▶ [TEXT PROVIDED]
It makes me think of flying knives & cutlery, popping up into the air, flying around (not necessarily in a dangerous way, more in a magical, surprising way). I guess I'm thinking extreme soda carbonation w/ silverware instead of bubbles. :D

 

Our week was super-busy, so I barely managed any reading time. (I think that may be true for the remainder of 2012....) I'm still at the starting point of The Orientalist: Solving the Mystery of a Strange and Dangerous Life by Tom Reiss

 

From the Chicago Tribune review:

 

The Story of a Writer Who Rewrote His Own Identity

 

"The Orientalist" is the biography of a fin de siecle rich kid named Lev Nussimbaum and of a haughty Azerbaijani emigre called Essad Bey and of Muslim writer Kurban Said, whose own not-quite-classic book "Ali and Nino" made waves in Nazi Europe--and it turns out that all these people were the same guy: an identity-swapping, Jewish Orientalist whose veneration of the East was his only solace from the cosmic inhumanity of wartime Europe.

▶ [RECORDED INFORMATION]
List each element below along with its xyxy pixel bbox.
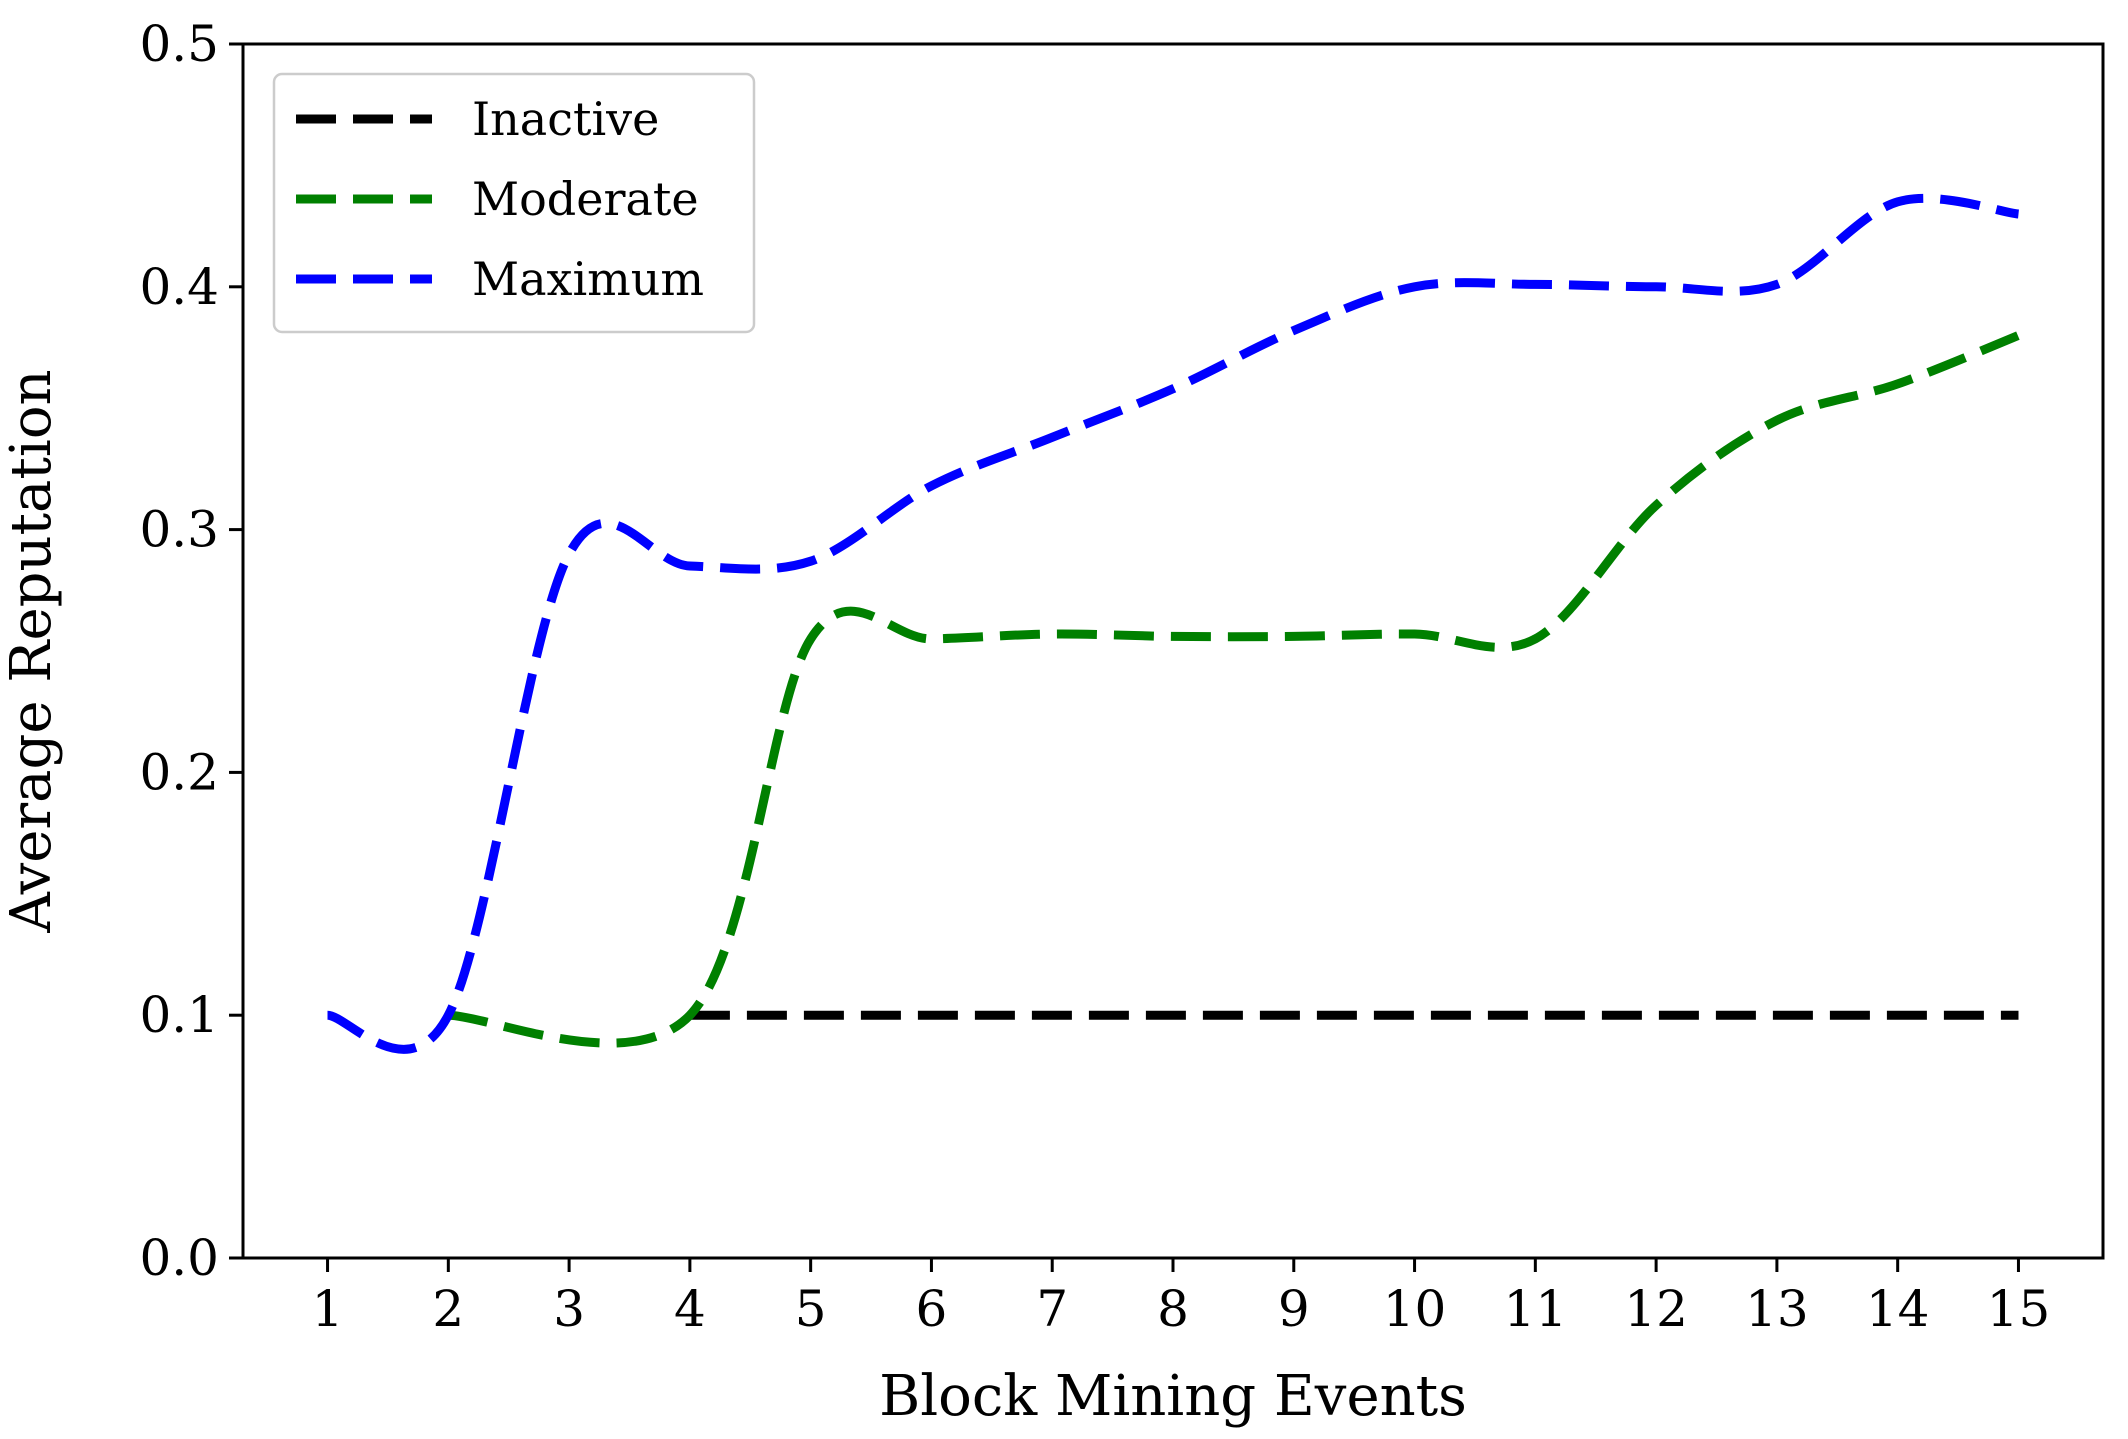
x-tick-label: 10	[1383, 1280, 1447, 1338]
series-line-moderate	[448, 331, 2021, 1048]
y-axis-label: Average Reputation	[0, 369, 64, 933]
x-tick-label: 5	[795, 1280, 827, 1338]
x-tick-label: 15	[1987, 1280, 2051, 1338]
x-axis-label: Block Mining Events	[879, 1364, 1467, 1429]
x-tick-label: 13	[1745, 1280, 1809, 1338]
x-tick-label: 12	[1624, 1280, 1688, 1338]
y-tick-label: 0.5	[139, 15, 219, 73]
x-tick-label: 2	[432, 1280, 464, 1338]
x-tick-label: 1	[312, 1280, 344, 1338]
x-tick-label: 9	[1278, 1280, 1310, 1338]
x-tick-label: 7	[1036, 1280, 1068, 1338]
legend-label-moderate: Moderate	[472, 172, 699, 226]
y-tick-label: 0.4	[139, 258, 219, 316]
x-tick-label: 6	[916, 1280, 948, 1338]
x-tick-label: 8	[1157, 1280, 1189, 1338]
x-tick-label: 11	[1504, 1280, 1568, 1338]
y-axis-ticks: 0.0 0.1 0.2 0.3 0.4 0.5	[139, 15, 243, 1287]
y-tick-label: 0.3	[139, 501, 219, 559]
legend-label-inactive: Inactive	[472, 92, 659, 146]
x-tick-label: 4	[674, 1280, 706, 1338]
x-tick-label: 14	[1866, 1280, 1930, 1338]
legend-box	[272, 72, 756, 334]
x-tick-label: 3	[553, 1280, 585, 1338]
series-layer	[326, 193, 2021, 1054]
series-line-maximum	[326, 193, 2020, 1054]
y-tick-label: 0.0	[139, 1229, 219, 1287]
y-tick-label: 0.1	[139, 986, 219, 1044]
y-tick-label: 0.2	[139, 743, 219, 801]
x-axis-ticks: 1 2 3 4 5 6 7 8 9 10 11 12 13 14 15	[312, 1258, 2051, 1338]
legend: Inactive Moderate Maximum	[272, 72, 756, 334]
legend-label-maximum: Maximum	[472, 252, 704, 306]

▶ [TASK LIST]
1. Repeat everything in the passage about The Orientalist from "Our week was" down to "of wartime Europe.".
2. Answer these questions using the passage about The Orientalist:
(a) Which newspaper's review is quoted?
(b) What does the writer picture flying around in place of soda bubbles?
(c) Which book by Kurban Said made waves in Nazi Europe?

▶ [SOLUTION SET]
1.
Our week was super-busy, so I barely managed any reading time. (I think that may be true for the remainder of 2012....) I'm still at the starting point of The Orientalist: Solving the Mystery of a Strange and Dangerous Life by Tom Reiss

 

From the Chicago Tribune review:

 

The Story of a Writer Who Rewrote His Own Identity

 

"The Orientalist" is the biography of a fin de siecle rich kid named Lev Nussimbaum and of a haughty Azerbaijani emigre called Essad Bey and of Muslim writer Kurban Said, whose own not-quite-classic book "Ali and Nino" made waves in Nazi Europe--and it turns out that all these people were the same guy: an identity-swapping, Jewish Orientalist whose veneration of the East was his only solace from the cosmic inhumanity of wartime Europe.

2.
(a) The Chicago Tribune
(b) Silverware (flying knives and cutlery)
(c) "Ali and Nino"